INPUT RECORDS:
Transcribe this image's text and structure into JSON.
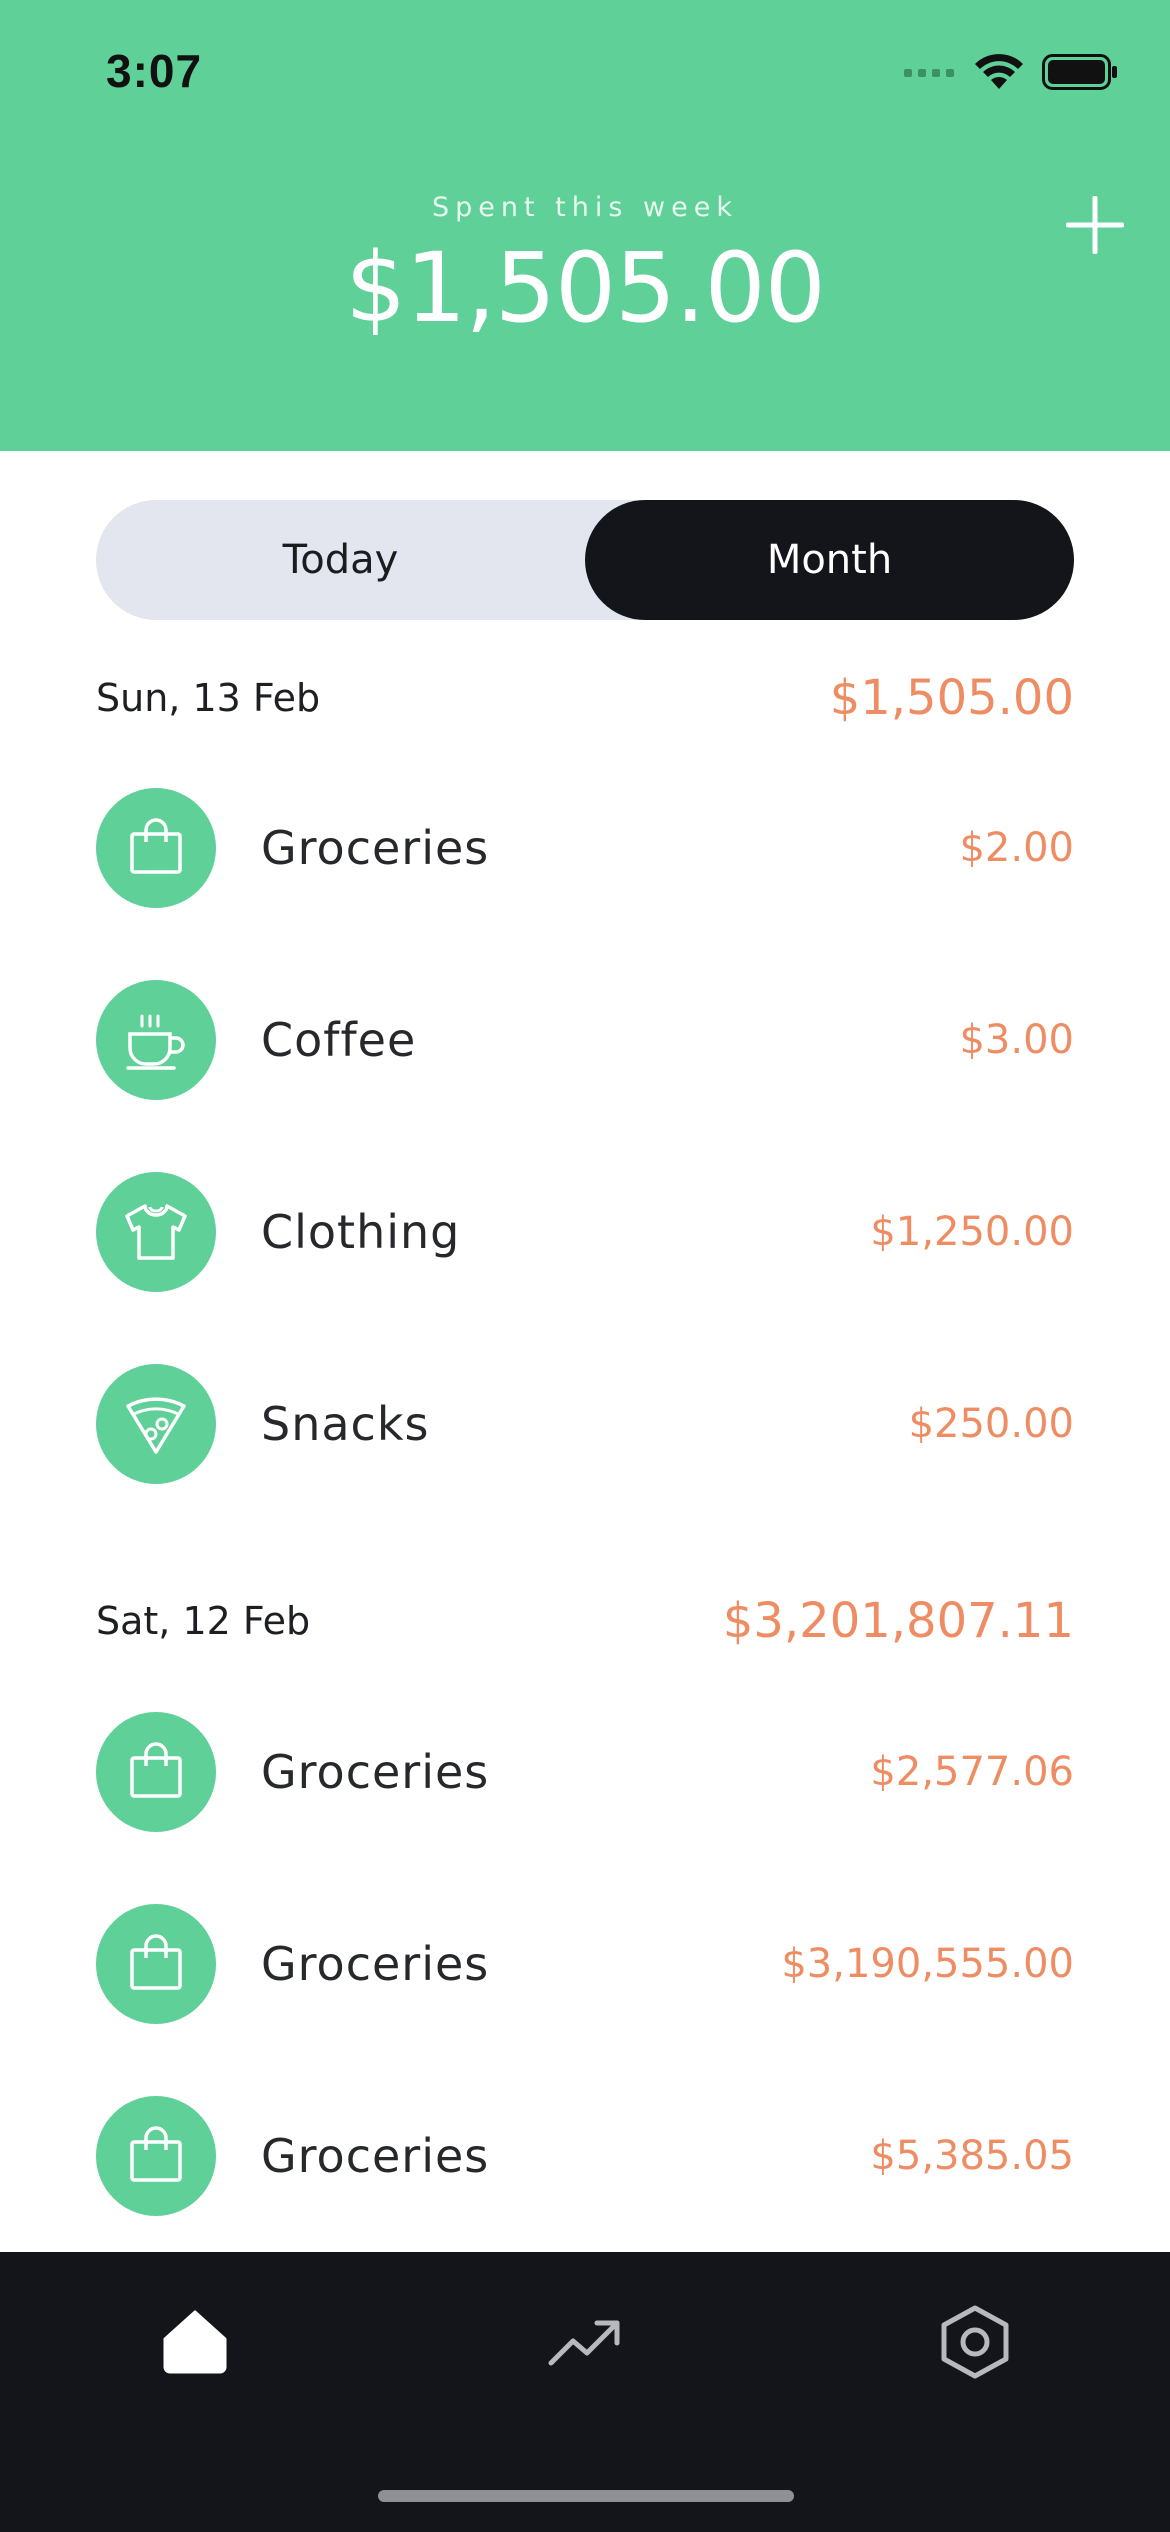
{
  "status_bar": {
    "time": "3:07"
  },
  "header": {
    "label": "Spent this week",
    "amount": "$1,505.00"
  },
  "segment": {
    "tabs": [
      "Today",
      "Month"
    ],
    "selected": "Month"
  },
  "days": [
    {
      "date": "Sun, 13 Feb",
      "total": "$1,505.00",
      "items": [
        {
          "name": "Groceries",
          "amount": "$2.00",
          "icon": "shopping-bag-icon"
        },
        {
          "name": "Coffee",
          "amount": "$3.00",
          "icon": "coffee-cup-icon"
        },
        {
          "name": "Clothing",
          "amount": "$1,250.00",
          "icon": "tshirt-icon"
        },
        {
          "name": "Snacks",
          "amount": "$250.00",
          "icon": "pizza-icon"
        }
      ]
    },
    {
      "date": "Sat, 12 Feb",
      "total": "$3,201,807.11",
      "items": [
        {
          "name": "Groceries",
          "amount": "$2,577.06",
          "icon": "shopping-bag-icon"
        },
        {
          "name": "Groceries",
          "amount": "$3,190,555.00",
          "icon": "shopping-bag-icon"
        },
        {
          "name": "Groceries",
          "amount": "$5,385.05",
          "icon": "shopping-bag-icon"
        }
      ]
    }
  ],
  "tabbar": {
    "items": [
      {
        "icon": "home-icon",
        "active": true
      },
      {
        "icon": "trending-up-icon",
        "active": false
      },
      {
        "icon": "settings-hexagon-icon",
        "active": false
      }
    ]
  },
  "colors": {
    "brand_green": "#5fd098",
    "accent_orange": "#ee8d63",
    "dark": "#13151a",
    "segment_bg": "#e3e6ef"
  }
}
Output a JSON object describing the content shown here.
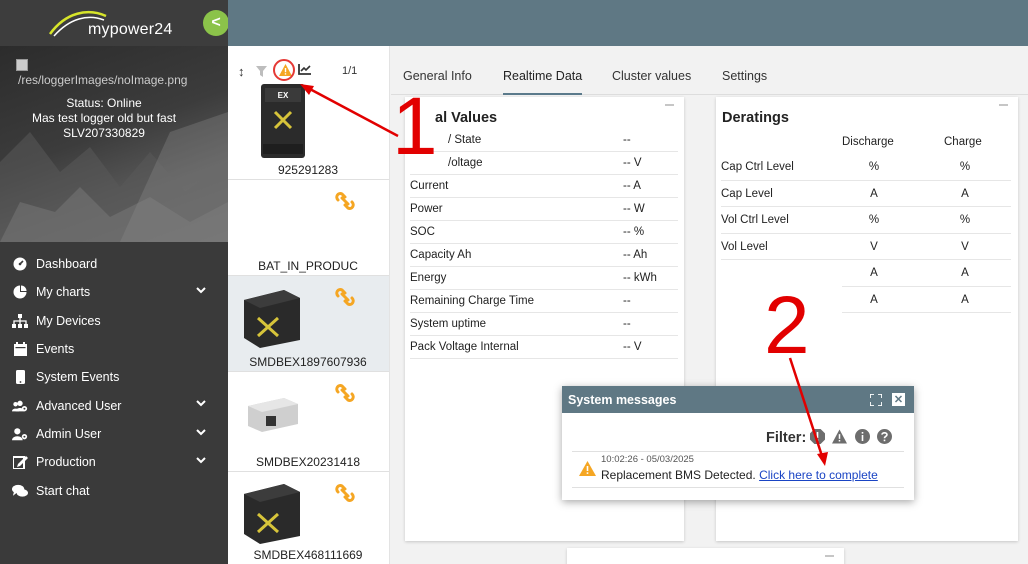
{
  "app": {
    "logo_text": "mypower24",
    "collapse_glyph": "<"
  },
  "profile": {
    "image_alt": "/res/loggerImages/noImage.png",
    "status": "Status: Online",
    "logger_name": "Mas test logger old but fast",
    "serial": "SLV207330829"
  },
  "nav": {
    "items": [
      {
        "label": "Dashboard",
        "icon": "dashboard-gauge-icon",
        "expandable": false
      },
      {
        "label": "My charts",
        "icon": "pie-chart-icon",
        "expandable": true
      },
      {
        "label": "My Devices",
        "icon": "sitemap-icon",
        "expandable": false
      },
      {
        "label": "Events",
        "icon": "calendar-icon",
        "expandable": false
      },
      {
        "label": "System Events",
        "icon": "mobile-icon",
        "expandable": false
      },
      {
        "label": "Advanced User",
        "icon": "users-cog-icon",
        "expandable": true
      },
      {
        "label": "Admin User",
        "icon": "user-cog-icon",
        "expandable": true
      },
      {
        "label": "Production",
        "icon": "edit-icon",
        "expandable": true
      },
      {
        "label": "Start chat",
        "icon": "comments-icon",
        "expandable": false
      }
    ]
  },
  "device_list": {
    "page_indicator": "1/1",
    "devices": [
      {
        "label": "925291283",
        "image": "ex-inverter",
        "unlinked": false,
        "selected": false
      },
      {
        "label": "BAT_IN_PRODUC",
        "image": "none",
        "unlinked": true,
        "selected": false
      },
      {
        "label": "SMDBEX1897607936",
        "image": "battery-box",
        "unlinked": true,
        "selected": true
      },
      {
        "label": "SMDBEX20231418",
        "image": "battery-module",
        "unlinked": true,
        "selected": false
      },
      {
        "label": "SMDBEX468111669",
        "image": "battery-box",
        "unlinked": true,
        "selected": false
      }
    ]
  },
  "tabs": [
    {
      "label": "General Info",
      "active": false
    },
    {
      "label": "Realtime Data",
      "active": true
    },
    {
      "label": "Cluster values",
      "active": false
    },
    {
      "label": "Settings",
      "active": false
    }
  ],
  "general_values": {
    "title": "al Values",
    "rows": [
      {
        "label": "/ State",
        "value": "--"
      },
      {
        "label": "/oltage",
        "value": "-- V"
      },
      {
        "label": "Current",
        "value": "-- A"
      },
      {
        "label": "Power",
        "value": "-- W"
      },
      {
        "label": "SOC",
        "value": "-- %"
      },
      {
        "label": "Capacity Ah",
        "value": "-- Ah"
      },
      {
        "label": "Energy",
        "value": "-- kWh"
      },
      {
        "label": "Remaining Charge Time",
        "value": "--"
      },
      {
        "label": "System uptime",
        "value": "--"
      },
      {
        "label": "Pack Voltage Internal",
        "value": "-- V"
      }
    ]
  },
  "deratings": {
    "title": "Deratings",
    "col_discharge": "Discharge",
    "col_charge": "Charge",
    "rows": [
      {
        "label": "Cap Ctrl Level",
        "discharge": "%",
        "charge": "%"
      },
      {
        "label": "Cap Level",
        "discharge": "A",
        "charge": "A"
      },
      {
        "label": "Vol Ctrl Level",
        "discharge": "%",
        "charge": "%"
      },
      {
        "label": "Vol Level",
        "discharge": "V",
        "charge": "V"
      },
      {
        "label": "",
        "discharge": "A",
        "charge": "A"
      },
      {
        "label": "",
        "discharge": "A",
        "charge": "A"
      }
    ]
  },
  "system_messages": {
    "title": "System messages",
    "filter_label": "Filter:",
    "close_glyph": "✕",
    "message": {
      "timestamp": "10:02:26 - 05/03/2025",
      "text": "Replacement BMS Detected.",
      "link_text": "Click here to complete"
    }
  },
  "annotations": {
    "marker_1": "1",
    "marker_2": "2"
  },
  "colors": {
    "sidebar_bg": "#3a3a3a",
    "topbar_bg": "#5f7884",
    "accent_green": "#8bc34a",
    "warning_orange": "#f5a623",
    "unlink_orange": "#f5a623",
    "annotation_red": "#e20000",
    "link_blue": "#1a44c4"
  }
}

TASK BRIEF: Go through the data above and transcribe it in full, omitting any image.

OUTPUT OF THE EXERCISE:
Transcribe this image's text and structure into JSON.
{
  "status_bar": {
    "time": "3:07"
  },
  "header": {
    "label": "Spent this week",
    "amount": "$1,505.00"
  },
  "segment": {
    "tabs": [
      "Today",
      "Month"
    ],
    "selected": "Month"
  },
  "days": [
    {
      "date": "Sun, 13 Feb",
      "total": "$1,505.00",
      "items": [
        {
          "name": "Groceries",
          "amount": "$2.00",
          "icon": "shopping-bag-icon"
        },
        {
          "name": "Coffee",
          "amount": "$3.00",
          "icon": "coffee-cup-icon"
        },
        {
          "name": "Clothing",
          "amount": "$1,250.00",
          "icon": "tshirt-icon"
        },
        {
          "name": "Snacks",
          "amount": "$250.00",
          "icon": "pizza-icon"
        }
      ]
    },
    {
      "date": "Sat, 12 Feb",
      "total": "$3,201,807.11",
      "items": [
        {
          "name": "Groceries",
          "amount": "$2,577.06",
          "icon": "shopping-bag-icon"
        },
        {
          "name": "Groceries",
          "amount": "$3,190,555.00",
          "icon": "shopping-bag-icon"
        },
        {
          "name": "Groceries",
          "amount": "$5,385.05",
          "icon": "shopping-bag-icon"
        }
      ]
    }
  ],
  "tabbar": {
    "items": [
      {
        "icon": "home-icon",
        "active": true
      },
      {
        "icon": "trending-up-icon",
        "active": false
      },
      {
        "icon": "settings-hexagon-icon",
        "active": false
      }
    ]
  },
  "colors": {
    "brand_green": "#5fd098",
    "accent_orange": "#ee8d63",
    "dark": "#13151a",
    "segment_bg": "#e3e6ef"
  }
}
Output a JSON object describing the content shown here.
{
  "app": {
    "logo_text": "mypower24",
    "collapse_glyph": "<"
  },
  "profile": {
    "image_alt": "/res/loggerImages/noImage.png",
    "status": "Status: Online",
    "logger_name": "Mas test logger old but fast",
    "serial": "SLV207330829"
  },
  "nav": {
    "items": [
      {
        "label": "Dashboard",
        "icon": "dashboard-gauge-icon",
        "expandable": false
      },
      {
        "label": "My charts",
        "icon": "pie-chart-icon",
        "expandable": true
      },
      {
        "label": "My Devices",
        "icon": "sitemap-icon",
        "expandable": false
      },
      {
        "label": "Events",
        "icon": "calendar-icon",
        "expandable": false
      },
      {
        "label": "System Events",
        "icon": "mobile-icon",
        "expandable": false
      },
      {
        "label": "Advanced User",
        "icon": "users-cog-icon",
        "expandable": true
      },
      {
        "label": "Admin User",
        "icon": "user-cog-icon",
        "expandable": true
      },
      {
        "label": "Production",
        "icon": "edit-icon",
        "expandable": true
      },
      {
        "label": "Start chat",
        "icon": "comments-icon",
        "expandable": false
      }
    ]
  },
  "device_list": {
    "page_indicator": "1/1",
    "devices": [
      {
        "label": "925291283",
        "image": "ex-inverter",
        "unlinked": false,
        "selected": false
      },
      {
        "label": "BAT_IN_PRODUC",
        "image": "none",
        "unlinked": true,
        "selected": false
      },
      {
        "label": "SMDBEX1897607936",
        "image": "battery-box",
        "unlinked": true,
        "selected": true
      },
      {
        "label": "SMDBEX20231418",
        "image": "battery-module",
        "unlinked": true,
        "selected": false
      },
      {
        "label": "SMDBEX468111669",
        "image": "battery-box",
        "unlinked": true,
        "selected": false
      }
    ]
  },
  "tabs": [
    {
      "label": "General Info",
      "active": false
    },
    {
      "label": "Realtime Data",
      "active": true
    },
    {
      "label": "Cluster values",
      "active": false
    },
    {
      "label": "Settings",
      "active": false
    }
  ],
  "general_values": {
    "title": "al Values",
    "rows": [
      {
        "label": "/ State",
        "value": "--"
      },
      {
        "label": "/oltage",
        "value": "-- V"
      },
      {
        "label": "Current",
        "value": "-- A"
      },
      {
        "label": "Power",
        "value": "-- W"
      },
      {
        "label": "SOC",
        "value": "-- %"
      },
      {
        "label": "Capacity Ah",
        "value": "-- Ah"
      },
      {
        "label": "Energy",
        "value": "-- kWh"
      },
      {
        "label": "Remaining Charge Time",
        "value": "--"
      },
      {
        "label": "System uptime",
        "value": "--"
      },
      {
        "label": "Pack Voltage Internal",
        "value": "-- V"
      }
    ]
  },
  "deratings": {
    "title": "Deratings",
    "col_discharge": "Discharge",
    "col_charge": "Charge",
    "rows": [
      {
        "label": "Cap Ctrl Level",
        "discharge": "%",
        "charge": "%"
      },
      {
        "label": "Cap Level",
        "discharge": "A",
        "charge": "A"
      },
      {
        "label": "Vol Ctrl Level",
        "discharge": "%",
        "charge": "%"
      },
      {
        "label": "Vol Level",
        "discharge": "V",
        "charge": "V"
      },
      {
        "label": "",
        "discharge": "A",
        "charge": "A"
      },
      {
        "label": "",
        "discharge": "A",
        "charge": "A"
      }
    ]
  },
  "system_messages": {
    "title": "System messages",
    "filter_label": "Filter:",
    "close_glyph": "✕",
    "message": {
      "timestamp": "10:02:26 - 05/03/2025",
      "text": "Replacement BMS Detected.",
      "link_text": "Click here to complete"
    }
  },
  "annotations": {
    "marker_1": "1",
    "marker_2": "2"
  },
  "colors": {
    "sidebar_bg": "#3a3a3a",
    "topbar_bg": "#5f7884",
    "accent_green": "#8bc34a",
    "warning_orange": "#f5a623",
    "unlink_orange": "#f5a623",
    "annotation_red": "#e20000",
    "link_blue": "#1a44c4"
  }
}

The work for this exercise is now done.